* [OBJECTIFS]:
a - D'après la page, en quelle année Memel-Fotê a-t-il publié le texte où il emploie le mot « Wabhliniè » ?
b - Citez le passage de la page qui va de « Est-ce que nous » jusqu'à « de Laurent Gbagbo. ».

* [PAGE]:

- - - -

Laurent Gbagbo : Leçons d’une vie & perspectives

L’image contient peut-être : 1 personne, debout et lunettes_soleil31 Mai 2018, par le Professeur SERY BAILLY

INTRODUCTION

Au moment où on célèbre un anniversaire, chacun réfléchit pour choisir un cadeau à offrir. Le cadeau qui m’est venu à l’esprit, ce sont les quelques réflexions sans prétention qui suivent. Je ne doute pas que l’intellectuel et l’humaniste à qui il est adressé saura le recevoir.

Vous me permettrez tout d’abord d’exprimer ma gratitude au Président d’EDS, le Professeur Ouégnin, pour son invitation à prendre part à cette activité de grande portée humaine et politique. Le pied qu’on appelle se dépêche, comme on dit dans une de nos traditions ivoiriennes.

Le contexte dans lequel je prends la parole est plutôt chargé de tensions qui doivent retenir notre attention. Nous entendons la mémoire sélective parler d’amnésie et celui dont nous célébrons l’anniversaire est un historien de profession !

En tant qu’ancien commissaire de la CDVR puis de la CONARIV, j’ai assurément un devoir de réserve mais sans doute aussi un droit et un devoir de parole. Ce qui est en jeu, c’est notre cheminer ensemble que Memel-Fotê a appelé du nom de « Wabhliniè » dans un texte publié en 1973 sous le titre « Le vent et la toile d’araignée ou l’unité du monde dans la pensée négro-africaine ». Je ne dis pas « être ensemble » ni « vivre ensemble », mais bien « cheminer ensemble ».Les jeunes partagent cette préoccupation, eux qui disent « On va où ? », « On est où là ? », et proclament « On est ensemble ! ».

Est-ce que nous savons où nous allons et où on est, où on en est ? Est-ce que vraiment nous sommes ensemble quand certains sont les enfants naturels, adoptifs ou non reconnus d’un Père de la nation ? La nation peut-elle se construire sans ou contre une partie de la nation ? Est-ce qu’une nation se met au monde sans mère, c’est-à-dire avec des valeurs exclusivement patriarcales et affirmatives ? C’est dans un pays vieux seulement de 58 ans que nous célébrons les 73 ans de Laurent Gbagbo.

- - - -

* [DONNÉES FOURNIES]:
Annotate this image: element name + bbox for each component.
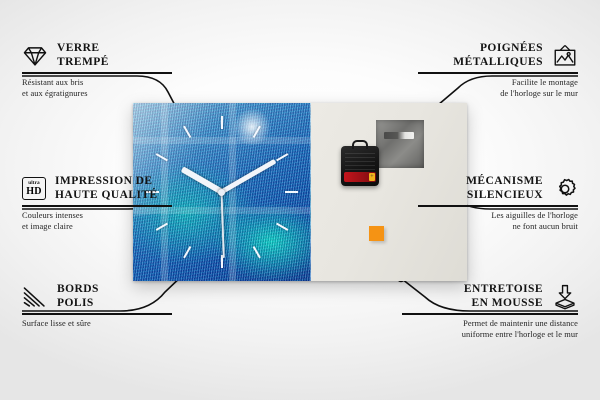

- - - -

* [CORRIGÉ]:
a - En 1973.

b -
Est-ce que nous savons où nous allons et où on est, où on en est ? Est-ce que vraiment nous sommes ensemble quand certains sont les enfants naturels, adoptifs ou non reconnus d’un Père de la nation ? La nation peut-elle se construire sans ou contre une partie de la nation ? Est-ce qu’une nation se met au monde sans mère, c’est-à-dire avec des valeurs exclusivement patriarcales et affirmatives ? C’est dans un pays vieux seulement de 58 ans que nous célébrons les 73 ans de Laurent Gbagbo.